Raw data:
***
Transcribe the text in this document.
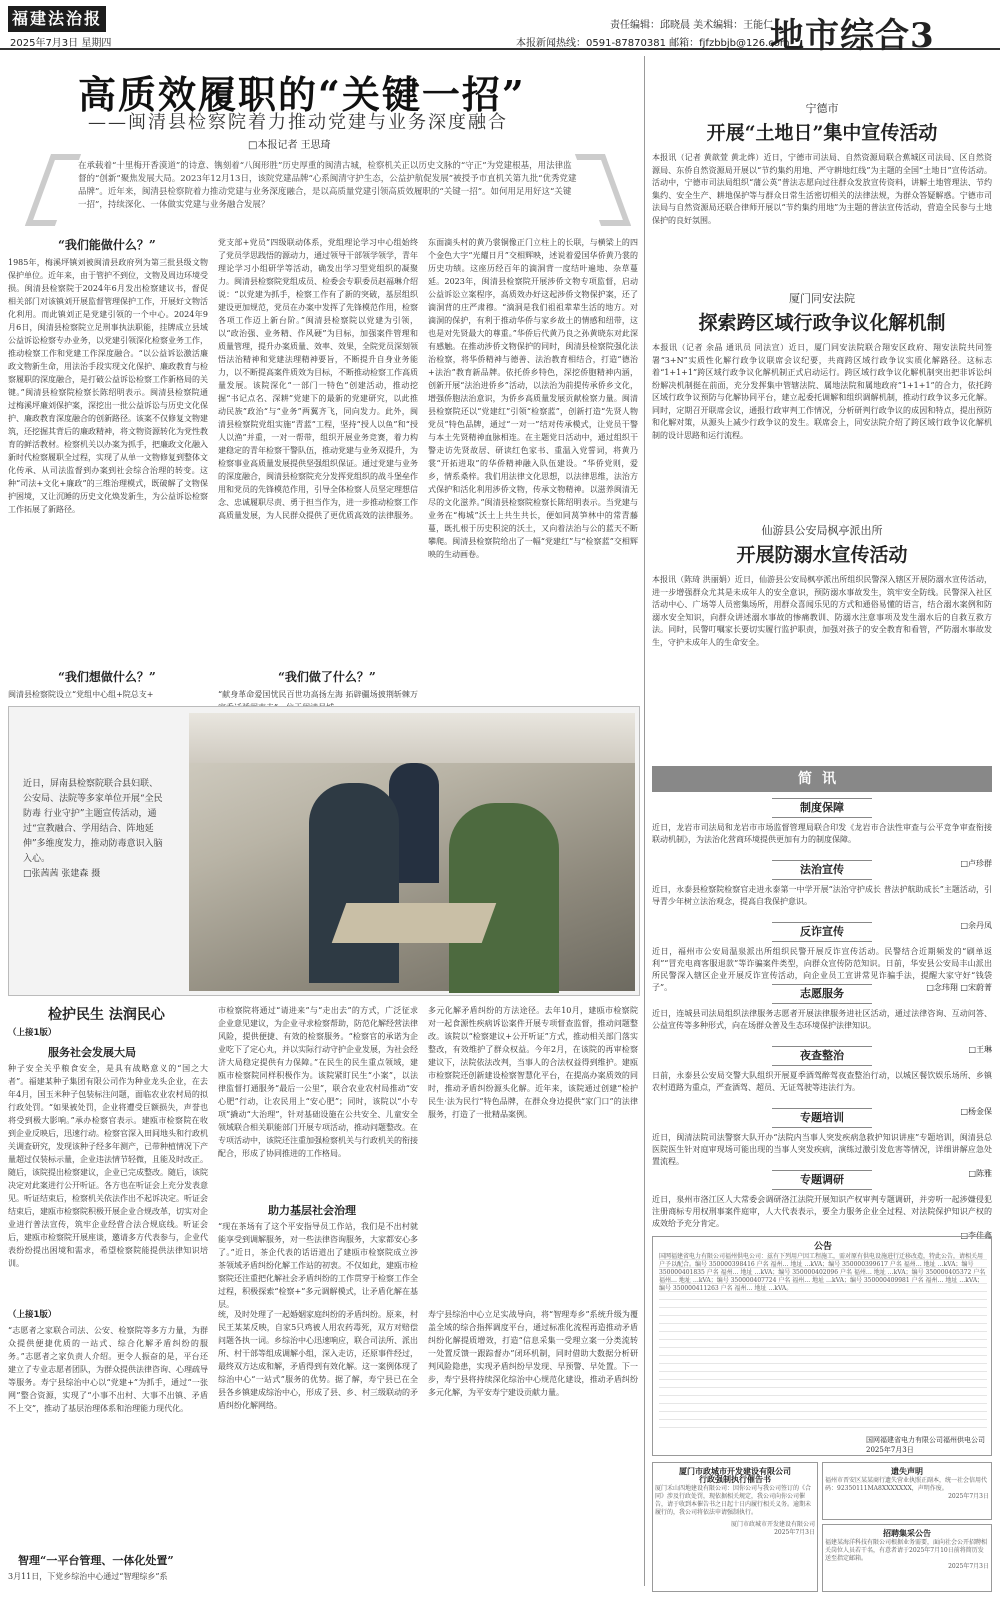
福建法治报
2025年7月3日 星期四
责任编辑：邱晓晨 美术编辑：王能仁
本报新闻热线：0591-87870381 邮箱：fjfzbbjb@126.com
地市综合3
高质效履职的“关键一招”
——闽清县检察院着力推动党建与业务深度融合
□本报记者 王思琦
在承载着“十里梅开香漠道”的诗意、镌刻着“八闽形胜”历史厚重的闽清古城，检察机关正以历史文脉的“守正”为党建根基，用法律监督的“创新”聚焦发展大局。2023年12月13日，该院党建品牌“心系闽清守护生态，公益护航促发展”被授予市直机关第九批“优秀党建品牌”。近年来，闽清县检察院着力推动党建与业务深度融合，是以高质量党建引领高质效履职的“关键一招”。如何用足用好这“关键一招”，持续深化、一体做实党建与业务融合发展？
“我们能做什么？”
1985年，梅溪坪镇刘被闽清县政府列为第三批县级文物保护单位。近年来，由于管护不到位，文物及周边环境受损。闽清县检察院于2024年6月发出检察建议书，督促相关部门对该镇刘开展监督管理保护工作，开展好文物活化利用。而此镇刘正是党建引领的一个中心。2024年9月6日，闽清县检察院立足刑事执法职能，挂牌成立县域公益诉讼检察专办业务，以党建引领深化检察业务工作，推动检察工作和党建工作深度融合。“以公益诉讼激活廉政文物新生命，用法治手段实现文化保护、廉政教育与检察履职的深度融合，是打破公益诉讼检察工作新格局的关键。”闽清县检察院检察长陈绍明表示。闽清县检察院通过梅溪坪廉刘保护案，深挖出一批公益诉讼与历史文化保护、廉政教育深度融合的创新路径。该案不仅修复文物建筑，还挖掘其背后的廉政精神，将文物资源转化为党性教育的鲜活教材。检察机关以办案为抓手，把廉政文化融入新时代检察履职全过程，实现了从单一文物修复到整体文化传承、从司法监督到办案到社会综合治理的转变。这种“司法+文化+廉政”的三维治理模式，既破解了文物保护困境，又让沉睡的历史文化焕发新生，为公益诉讼检察工作拓展了新路径。
“我们想做什么？”
闽清县检察院设立“党组中心组+院总支+
党支部+党员”四级联动体系，党组理论学习中心组始终了党员学思践悟的源动力，通过领导干部领学领学，青年理论学习小组研学等活动，确发出学习型党组织的凝聚力。闽清县检察院党组成员、检委会专职委员赵福琳介绍说：“以党建为抓手，检察工作有了新的突破，基层组织建设更加规范，党员在办案中发挥了先锋模范作用，检察各项工作迈上新台阶。”闽清县检察院以党建为引领，以“政治强、业务精、作风硬”为目标，加强案件管理和质量管理，提升办案质量、效率、效果，全院党员深刻领悟法治精神和党建法理精神要旨，不断提升自身业务能力，以不断提高案件质效为目标，不断推动检察工作高质量发展。该院深化“一部门一特色”创建活动，推动挖掘“书记点名、深耕”党建下的最新的党建研究，以此推动民族”政治“与“业务”两翼齐飞，同向发力。此外，闽清县检察院党组实施“青蓝”工程，坚持“授人以鱼”和“授人以渔”并重，一对一帮带，组织开展业务竞赛，着力构建稳定的青年检察干警队伍，推动党建与业务双提升，为检察事业高质量发展提供坚强组织保证。通过党建与业务的深度融合，闽清县检察院充分发挥党组织的战斗堡垒作用和党员的先锋模范作用，引导全体检察人员坚定理想信念、忠诚履职尽责、勇于担当作为，进一步推动检察工作高质量发展，为人民群众提供了更优质高效的法律服务。
“我们做了什么？”
“献身革命爱国忧民百世功高扬左海 拓辟疆场披荆斩棘万
东面滴头村的黄乃裳铜像正门立柱上的长联，与横梁上的四个金色大字“光耀日月”交相辉映，述说着爱国华侨黄乃裳的历史功绩。这座历经百年的滴洞背一度结叶遍地、杂草蔓延。2023年，闽清县检察院开展涉侨文物专项监督，启动公益诉讼立案程序，高质效办好这起涉侨文物保护案，还了滴洞背的庄严肃穆。“滴洞是我们祖祖辈辈生活的地方。对滴洞的保护，有利于推动华侨与家乡故土的情感和纽带，这也是对先贤最大的尊重。”华侨后代黄乃良之孙黄晓东对此深有感触。在推动涉侨文物保护的同时，闽清县检察院强化法治检察，将华侨精神与德善、法治教育相结合，打造“德治+法治”教育新品牌。依托侨乡特色，深挖侨胞精神内涵，创新开展“法治进侨乡”活动，以法治为前提传承侨乡文化，增强侨胞法治意识，为侨乡高质量发展贡献检察力量。闽清县检察院还以“党建红”引领“检察蓝”，创新打造“先贤人物党员”特色品牌，通过“一对一”结对传承模式，让党员干警与本土先贤精神血脉相连。在主题党日活动中，通过组织干警走访先贤故居、研读红色家书、重温入党誓词，将黄乃裳“开拓进取”的华侨精神融入队伍建设。“华侨党则，爱乡，情系桑梓。我们用法律文化思想，以法律思维，法治方式保护和活化利用涉侨文物，传承文物精神。以滋养闽清无尽的文化滋养。”闽清县检察院检察长陈绍明表示。当党建与业务在“梅城”沃土上共生共长，便如同莴笋林中的常青藤蔓，既扎根于历史积淀的沃土，又向着法治与公的蓝天不断攀爬。闽清县检察院给出了一幅“党建红”与“检察蓝”交相辉映的生动画卷。
近日，屏南县检察院联合县妇联、公安局、法院等多家单位开展“全民防毒 行业守护”主题宣传活动，通过“宣教融合、学用结合、阵地延伸”多维度发力，推动防毒意识入脑入心。
□张茜茜 张建森 摄
检护民生 法润民心
（上接1版）
服务社会发展大局
种子安全关乎粮食安全，是具有战略意义的“国之大者”。福建某种子集团有限公司作为种业龙头企业，在去年4月，国玉米种子包装标注问题，面临农业农村局的拟行政处罚。“如果被处罚，企业将遭受巨额损失，声誉也将受到极大影响。”承办检察官表示。建瓯市检察院在收到企业反映后，迅速行动。检察官深入田间地头和行政机关调查研究，发现该种子经多年测产，已带种植情况下产量超过仅装标示量，企业违法情节轻微，且能及时改正。随后，该院提出检察建议，企业已完成整改。随后，该院决定对此案进行公开听证。各方也在听证会上充分发表意见。听证结束后，检察机关依法作出不起诉决定。听证会结束后，建瓯市检察院积极开展企业合规改革，切实对企业进行普法宣传，筑牢企业经营合法合规底线。听证会后，建瓯市检察院开展座谈，邀请多方代表参与，企业代表纷纷提出困境和需求，希望检察院能提供法律知识培训。
市检察院将通过“请进来”与“走出去”的方式，广泛征求企业意见建议，为企业寻求检察帮助，防范化解经营法律风险，提供便捷、有效的检察服务。“检察官的承诺为企业吃下了定心丸，并以实际行动守护企业发展，为社会经济大局稳定提供有力保障。”在民生的民生重点领域，建瓯市检察院同样积极作为。该院紧盯民生“小案”，以法律监督打通服务“最后一公里”，联合农业农村局推动“安心肥”行动，让农民用上“安心肥”；同时，该院以“小专项”撬动“大治理”，针对基础设施在公共安全、儿童安全领域联合相关职能部门开展专项活动，推动问题整改。在专项活动中，该院还注重加强检察机关与行政机关的衔接配合，形成了协同推进的工作格局。
助力基层社会治理
“现在茶场有了这个平安指导员工作站，我们是不出村就能享受到调解服务，对一些法律咨询服务，大家都安心多了。”近日，茶企代表的话语道出了建瓯市检察院成立涉茶领域矛盾纠纷化解工作站的初衷。不仅如此，建瓯市检察院还注重把化解社会矛盾纠纷的工作贯穿于检察工作全过程，积极探索“检察+”多元调解模式，让矛盾化解在基层。
多元化解矛盾纠纷的方法途径。去年10月，建瓯市检察院对一起食源性疾病诉讼案件开展专项督查监督，推动问题整改。该院以“检察建议+公开听证”方式，推动相关部门落实整改，有效维护了群众权益。今年2月，在该院的再审检察建议下，法院依法改判，当事人的合法权益得到维护。建瓯市检察院还创新建设检察智慧化平台，在提高办案质效的同时，推动矛盾纠纷源头化解。近年来，该院通过创建“检护民生·法为民行”特色品牌，在群众身边提供“家门口”的法律服务，打造了一批精品案例。
（上接1版）
“志愿者之家联合司法、公安、检察院等多方力量，为群众提供便捷优质的一站式、综合化解矛盾纠纷的服务。”志愿者之家负责人介绍。更令人振奋的是，平台还建立了专业志愿者团队，为群众提供法律咨询、心理疏导等服务。寿宁县综治中心以“党建+”为抓手，通过“一张网”整合资源，实现了“小事不出村、大事不出镇、矛盾不上交”，推动了基层治理体系和治理能力现代化。
智理“一平台管理、一体化处置”
3月11日，下党乡综治中心通过“智理综乡”系
统，及时处理了一起婚姻家庭纠纷的矛盾纠纷。原来，村民王某某反映，自家5只鸡被人用农药毒死，双方对赔偿问题各执一词。乡综治中心迅速响应，联合司法所、派出所、村干部等组成调解小组，深入走访，还原事件经过，最终双方达成和解，矛盾得到有效化解。这一案例体现了综治中心“一站式”服务的优势。据了解，寿宁县已在全县各乡镇建成综治中心，形成了县、乡、村三级联动的矛盾纠纷化解网络。
寿宁县综治中心立足实战导向，将“智理寿乡”系统升级为覆盖全域的综合指挥调度平台，通过标准化流程再造推动矛盾纠纷化解提质增效，打造“信息采集一受理立案一分类流转一处置反馈一跟踪督办”闭环机制，同时借助大数据分析研判风险隐患，实现矛盾纠纷早发现、早预警、早处置。下一步，寿宁县将持续深化综治中心规范化建设，推动矛盾纠纷多元化解，为平安寿宁建设贡献力量。
宁德市
开展“土地日”集中宣传活动
本报讯（记者 黄歆萱 黄北烨）近日，宁德市司法局、自然资源局联合蕉城区司法局、区自然资源局、东侨自然资源局开展以“节约集约用地、严守耕地红线”为主题的全国“土地日”宣传活动。活动中，宁德市司法局组织“蒲公英”普法志愿向过往群众发放宣传资料，讲解土地管理法、节约集约、安全生产、耕地保护等与群众日常生活密切相关的法律法规，为群众答疑解惑。宁德市司法局与自然资源局还联合律师开展以“节约集约用地”为主题的普法宣传活动，营造全民参与土地保护的良好氛围。
厦门同安法院
探索跨区域行政争议化解机制
本报讯（记者 余晶 通讯员 同法宣）近日，厦门同安法院联合翔安区政府、翔安法院共同签署“3+N”实质性化解行政争议联席会议纪要，共商跨区域行政争议实质化解路径。这标志着“1+1+1”跨区域行政争议化解机制正式启动运行。跨区域行政争议化解机制突出把非诉讼纠纷解决机制挺在前面，充分发挥集中管辖法院、属地法院和属地政府“1+1+1”的合力，依托跨区域行政争议预防与化解协同平台，建立起委托调解和组织调解机制，推动行政争议多元化解。同时，定期召开联席会议，通报行政审判工作情况，分析研判行政争议的成因和特点，提出预防和化解对策，从源头上减少行政争议的发生。联席会上，同安法院介绍了跨区域行政争议化解机制的设计思路和运行流程。
仙游县公安局枫亭派出所
开展防溺水宣传活动
本报讯（陈琦 洪丽娟）近日，仙游县公安局枫亭派出所组织民警深入辖区开展防溺水宣传活动，进一步增强群众尤其是未成年人的安全意识，预防溺水事故发生，筑牢安全防线。民警深入社区活动中心、广场等人员密集场所，用群众喜闻乐见的方式和通俗易懂的语言，结合溺水案例和防溺水安全知识，向群众讲述溺水事故的惨痛教训、防溺水注意事项及发生溺水后的自救互救方法。同时，民警叮嘱家长要切实履行监护职责，加强对孩子的安全教育和看管，严防溺水事故发生，守护未成年人的生命安全。
简讯
制度保障
近日，龙岩市司法局和龙岩市市场监督管理局联合印发《龙岩市合法性审查与公平竞争审查衔接联动机制》，为法治化营商环境提供更加有力的制度保障。
□卢珍群
法治宣传
近日，永泰县检察院检察官走进永泰第一中学开展“法治守护成长 普法护航助成长”主题活动，引导青少年树立法治观念，提高自我保护意识。
□余丹凤
反诈宣传
近日，福州市公安局温泉派出所组织民警开展反诈宣传活动。民警结合近期频发的“刷单返利”“冒充电商客服退款”等诈骗案件类型，向群众宣传防范知识。日前，华安县公安局丰山派出所民警深入辖区企业开展反诈宣传活动，向企业员工宣讲常见诈骗手法，提醒大家守好“钱袋子”。	□念玮翔 □宋蔚菁
志愿服务
近日，连城县司法局组织法律服务志愿者开展法律服务进社区活动，通过法律咨询、互动问答、公益宣传等多种形式，向在场群众普及生态环境保护法律知识。
□王琳
夜查整治
日前，永泰县公安局交警大队组织开展夏季酒驾醉驾夜查整治行动，以城区餐饮娱乐场所、乡镇农村道路为重点，严查酒驾、超员、无证驾驶等违法行为。
□杨金保
专题培训
近日，闽清法院司法警察大队开办“法院内当事人突发疾病急救护知识讲座”专题培训，闽清县总医院医生针对庭审现场可能出现的当事人突发疾病，演练过激引发危害等情况，详细讲解应急处置流程。
□陈雅
专题调研
近日，泉州市洛江区人大常委会调研洛江法院开展知识产权审判专题调研，并旁听一起涉嫌侵犯注册商标专用权刑事案件庭审，人大代表表示，要全力服务企业全过程、对法院保护知识产权的成效给予充分肯定。
□李佳鑫
公告
国网福建省电力有限公司福州供电公司：兹有下列用户因工程施工，需对原有供电设施进行迁移改造，特此公告，请相关用户予以配合。编号 350000398416 户名 福州… 地址 …kVA；编号 350000399617 户名 福州… 地址 …kVA；编号 350000401835 户名 福州… 地址 …kVA；编号 350000402096 户名 福州… 地址 …kVA；编号 350000405372 户名 福州… 地址 …kVA；编号 350000407724 户名 福州… 地址 …kVA；编号 350000409981 户名 福州… 地址 …kVA；编号 350000411263 户名 福州… 地址 …kVA。
国网福建省电力有限公司福州供电公司
2025年7月3日
厦门市政城市开发建设有限公司
行政强制执行催告书
厦门禾山四地建设有限公司：因你公司与我公司签订的《合同》涉及行政处罚，现依据相关规定，我公司向你公司催告，请于收到本催告书之日起十日内履行相关义务。逾期未履行的，我公司将依法申请强制执行。
厦门市政城市开发建设有限公司
2025年7月3日
遗失声明
福州市晋安区某某商行遗失营业执照正副本，统一社会信用代码：92350111MA8XXXXXXX，声明作废。
2025年7月3日
招聘集采公告
福建某海洋科技有限公司根据业务需要，面向社会公开招聘相关岗位人员若干名，有意者请于2025年7月10日前将简历发送至指定邮箱。
2025年7月3日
***
Gather from the records above every line containing the string "关键一招".

高质效履职的“关键一招”
在承载着“十里梅开香漠道”的诗意、镌刻着“八闽形胜”历史厚重的闽清古城，检察机关正以历史文脉的“守正”为党建根基，用法律监督的“创新”聚焦发展大局。2023年12月13日，该院党建品牌“心系闽清守护生态，公益护航促发展”被授予市直机关第九批“优秀党建品牌”。近年来，闽清县检察院着力推动党建与业务深度融合，是以高质量党建引领高质效履职的“关键一招”。如何用足用好这“关键一招”，持续深化、一体做实党建与业务融合发展？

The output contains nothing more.